▶ [Entries shown]:
-- start --

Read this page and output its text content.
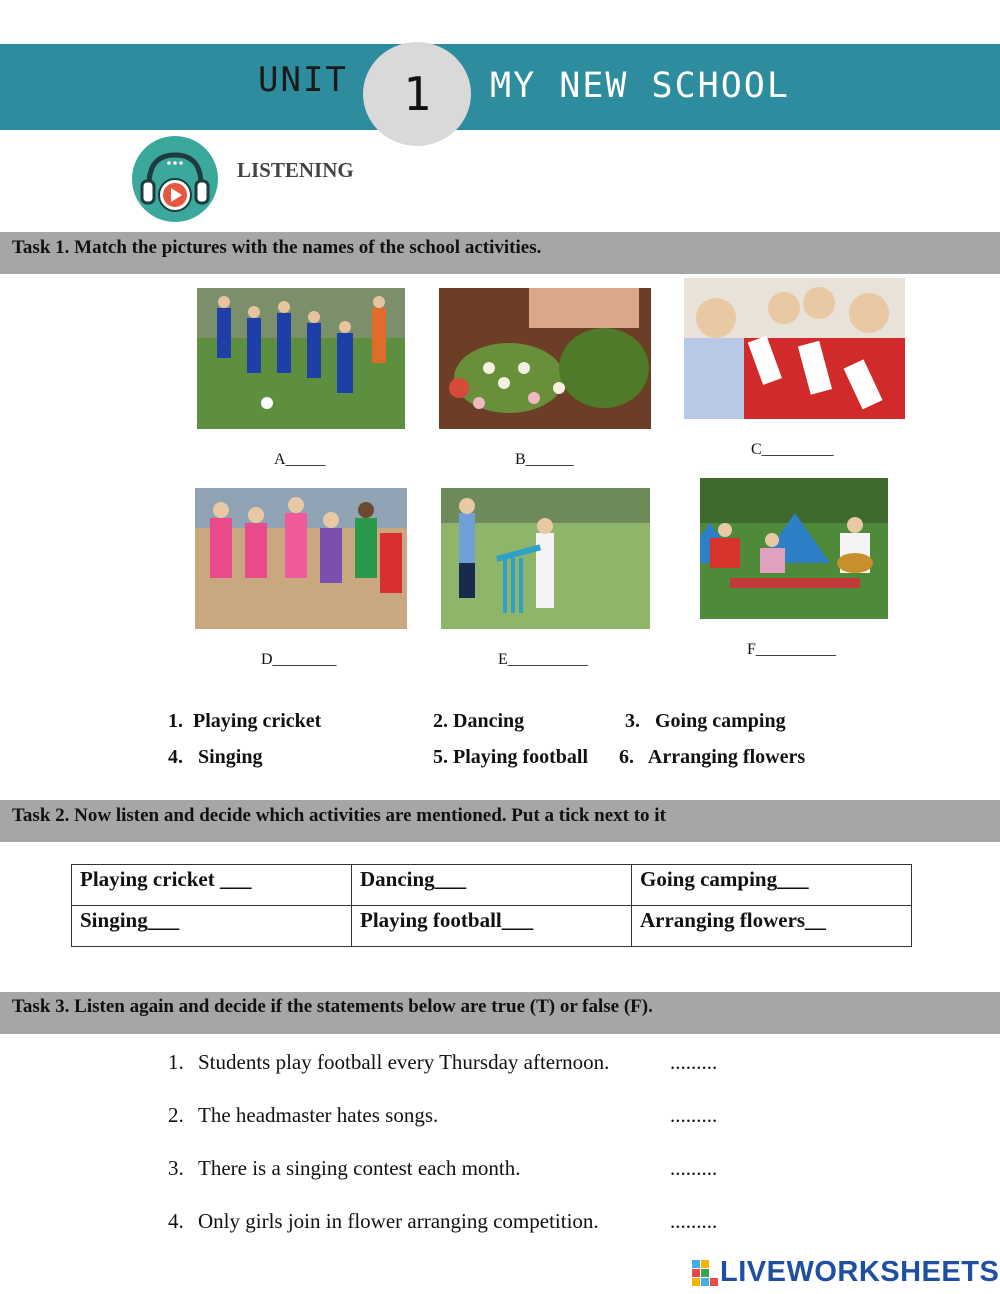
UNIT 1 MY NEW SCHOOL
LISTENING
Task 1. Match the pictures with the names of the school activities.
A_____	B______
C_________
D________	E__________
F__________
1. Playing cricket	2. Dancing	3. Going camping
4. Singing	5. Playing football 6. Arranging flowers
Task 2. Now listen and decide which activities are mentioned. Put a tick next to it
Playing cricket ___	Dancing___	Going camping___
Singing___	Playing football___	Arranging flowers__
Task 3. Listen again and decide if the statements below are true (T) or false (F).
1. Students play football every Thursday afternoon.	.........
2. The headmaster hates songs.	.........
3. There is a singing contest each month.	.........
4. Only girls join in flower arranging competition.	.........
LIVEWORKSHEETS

-- end --
-- start --

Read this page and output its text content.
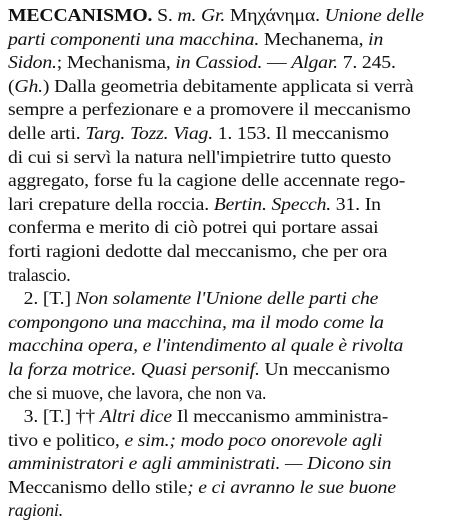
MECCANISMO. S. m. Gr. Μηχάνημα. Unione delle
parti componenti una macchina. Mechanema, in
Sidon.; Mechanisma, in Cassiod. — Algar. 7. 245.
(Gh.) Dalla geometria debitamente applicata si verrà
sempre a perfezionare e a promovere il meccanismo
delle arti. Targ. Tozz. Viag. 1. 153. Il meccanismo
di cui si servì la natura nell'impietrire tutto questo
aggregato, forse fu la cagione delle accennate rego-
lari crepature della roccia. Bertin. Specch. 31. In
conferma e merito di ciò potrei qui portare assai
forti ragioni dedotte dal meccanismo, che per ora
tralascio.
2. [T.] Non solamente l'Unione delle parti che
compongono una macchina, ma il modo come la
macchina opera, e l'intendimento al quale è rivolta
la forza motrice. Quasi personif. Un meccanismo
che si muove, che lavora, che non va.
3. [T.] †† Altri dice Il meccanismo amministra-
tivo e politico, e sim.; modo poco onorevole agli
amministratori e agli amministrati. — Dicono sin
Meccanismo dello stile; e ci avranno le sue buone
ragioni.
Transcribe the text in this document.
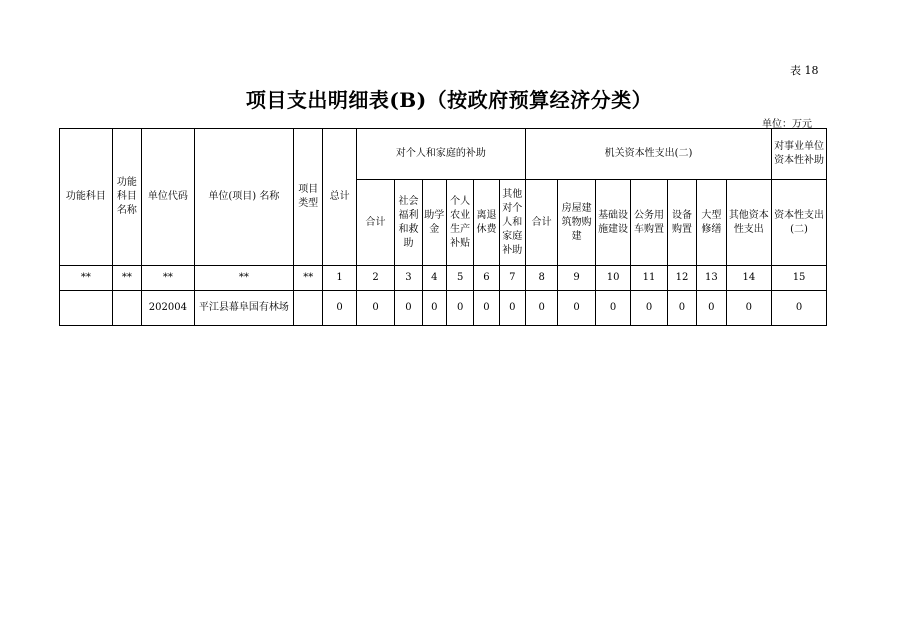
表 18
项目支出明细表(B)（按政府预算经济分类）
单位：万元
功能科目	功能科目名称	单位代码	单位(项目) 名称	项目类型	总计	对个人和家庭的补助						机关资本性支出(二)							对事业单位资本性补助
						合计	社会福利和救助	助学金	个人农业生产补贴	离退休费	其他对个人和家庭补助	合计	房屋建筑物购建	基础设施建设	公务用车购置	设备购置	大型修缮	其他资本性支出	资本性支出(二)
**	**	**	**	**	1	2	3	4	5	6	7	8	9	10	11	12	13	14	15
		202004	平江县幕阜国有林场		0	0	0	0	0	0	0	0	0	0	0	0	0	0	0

-- end --
-- start --

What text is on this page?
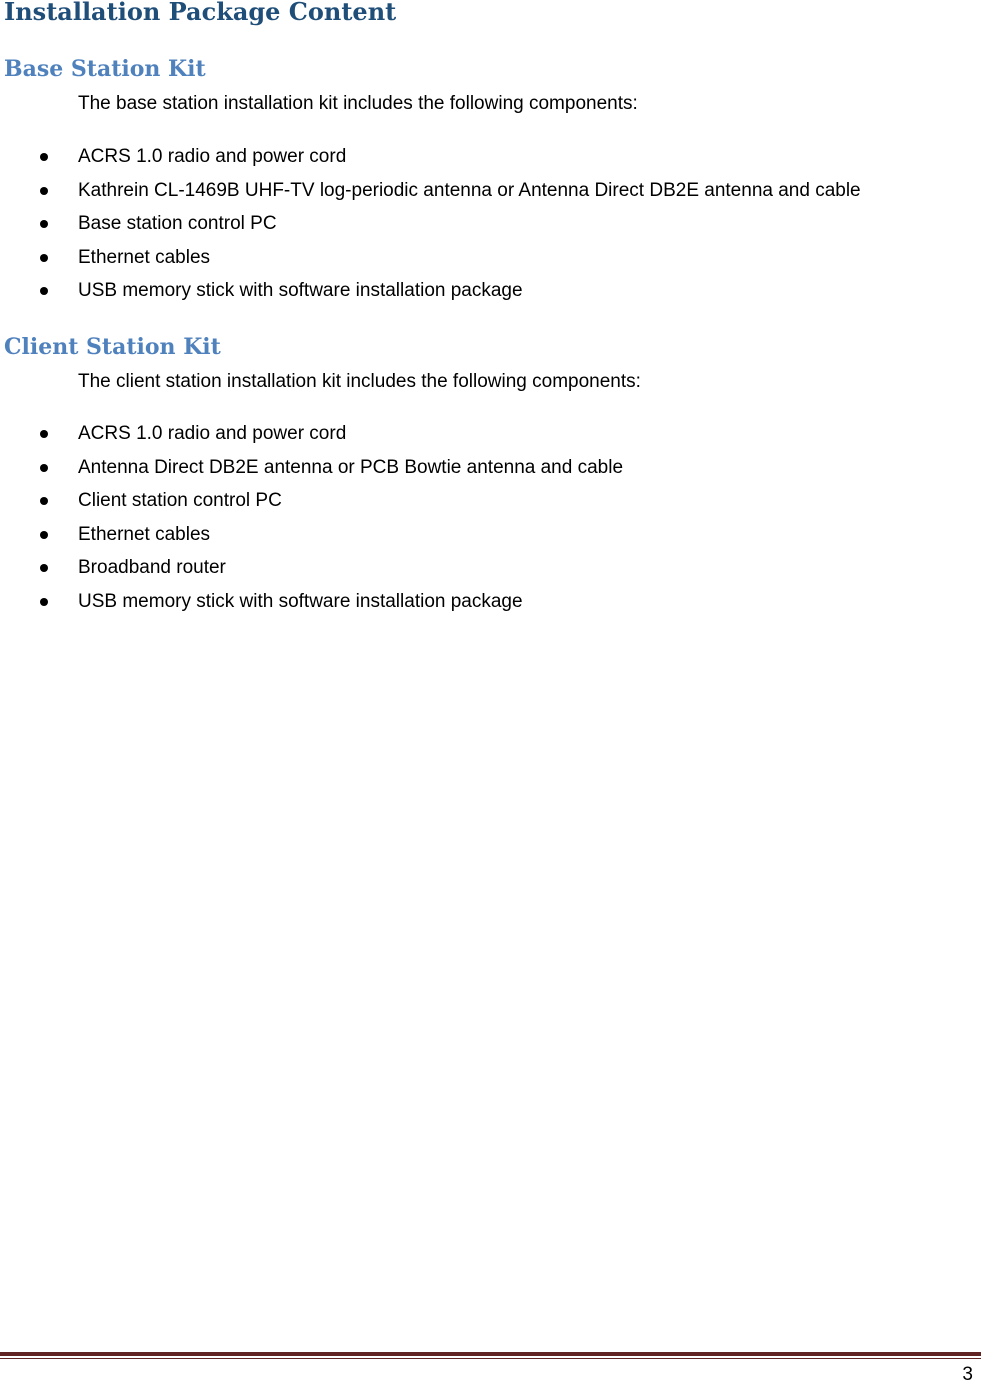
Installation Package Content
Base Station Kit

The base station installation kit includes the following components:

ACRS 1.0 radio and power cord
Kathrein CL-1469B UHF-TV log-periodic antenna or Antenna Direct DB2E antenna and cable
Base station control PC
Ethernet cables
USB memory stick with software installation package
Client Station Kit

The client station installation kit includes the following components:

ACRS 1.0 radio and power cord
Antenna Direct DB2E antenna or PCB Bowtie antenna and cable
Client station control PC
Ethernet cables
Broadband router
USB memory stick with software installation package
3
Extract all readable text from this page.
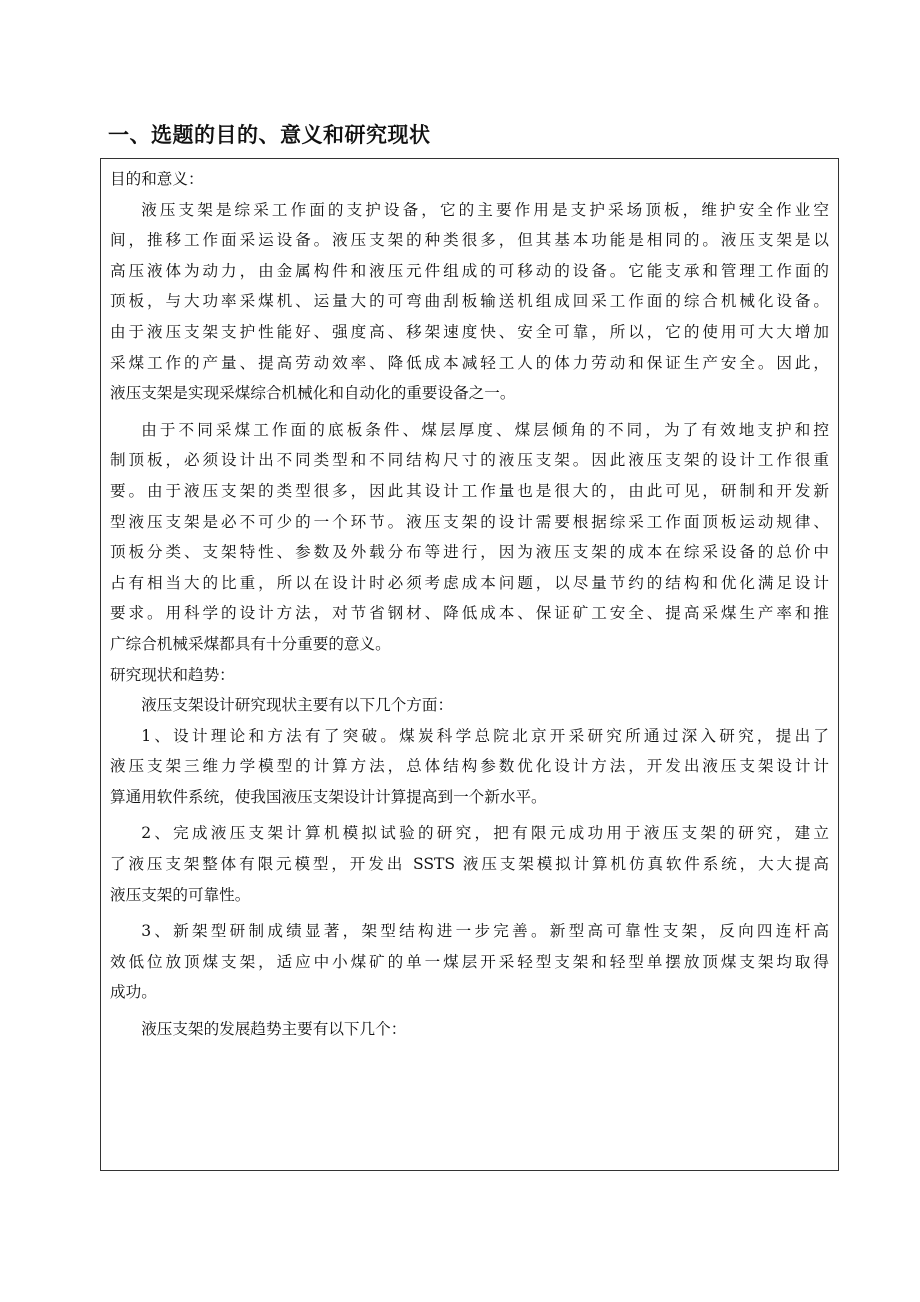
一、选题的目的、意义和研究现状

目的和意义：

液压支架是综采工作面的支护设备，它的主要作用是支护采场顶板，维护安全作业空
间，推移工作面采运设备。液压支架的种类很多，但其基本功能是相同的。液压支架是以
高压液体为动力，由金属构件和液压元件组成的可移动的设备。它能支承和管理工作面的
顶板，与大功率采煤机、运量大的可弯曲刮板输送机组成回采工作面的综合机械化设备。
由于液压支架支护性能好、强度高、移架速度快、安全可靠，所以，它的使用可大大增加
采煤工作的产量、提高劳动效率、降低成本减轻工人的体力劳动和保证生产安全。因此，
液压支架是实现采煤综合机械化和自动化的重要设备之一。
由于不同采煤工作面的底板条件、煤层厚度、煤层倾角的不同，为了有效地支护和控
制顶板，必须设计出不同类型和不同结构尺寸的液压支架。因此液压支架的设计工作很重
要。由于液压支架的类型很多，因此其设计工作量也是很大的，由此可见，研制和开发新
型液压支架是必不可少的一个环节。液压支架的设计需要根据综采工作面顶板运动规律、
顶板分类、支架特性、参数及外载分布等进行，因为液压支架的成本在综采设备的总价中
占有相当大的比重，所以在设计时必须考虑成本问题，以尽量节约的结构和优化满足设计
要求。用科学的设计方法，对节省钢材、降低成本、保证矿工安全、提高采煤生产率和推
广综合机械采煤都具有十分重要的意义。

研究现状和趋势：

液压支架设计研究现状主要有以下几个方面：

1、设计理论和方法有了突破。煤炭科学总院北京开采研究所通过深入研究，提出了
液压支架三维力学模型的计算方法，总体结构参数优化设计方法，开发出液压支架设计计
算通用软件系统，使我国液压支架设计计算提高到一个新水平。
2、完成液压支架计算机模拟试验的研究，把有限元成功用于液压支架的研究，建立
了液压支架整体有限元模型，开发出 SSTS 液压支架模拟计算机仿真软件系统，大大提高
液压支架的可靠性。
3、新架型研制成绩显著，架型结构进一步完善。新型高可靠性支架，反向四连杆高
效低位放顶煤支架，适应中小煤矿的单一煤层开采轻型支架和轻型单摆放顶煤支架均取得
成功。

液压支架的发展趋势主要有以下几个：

-- end --

▶ [Task to complete]:
Take each line containing the string "antenna" and copy it out.

▶ [Task response]:
Kathrein CL-1469B UHF-TV log-periodic antenna or Antenna Direct DB2E antenna and cable
Antenna Direct DB2E antenna or PCB Bowtie antenna and cable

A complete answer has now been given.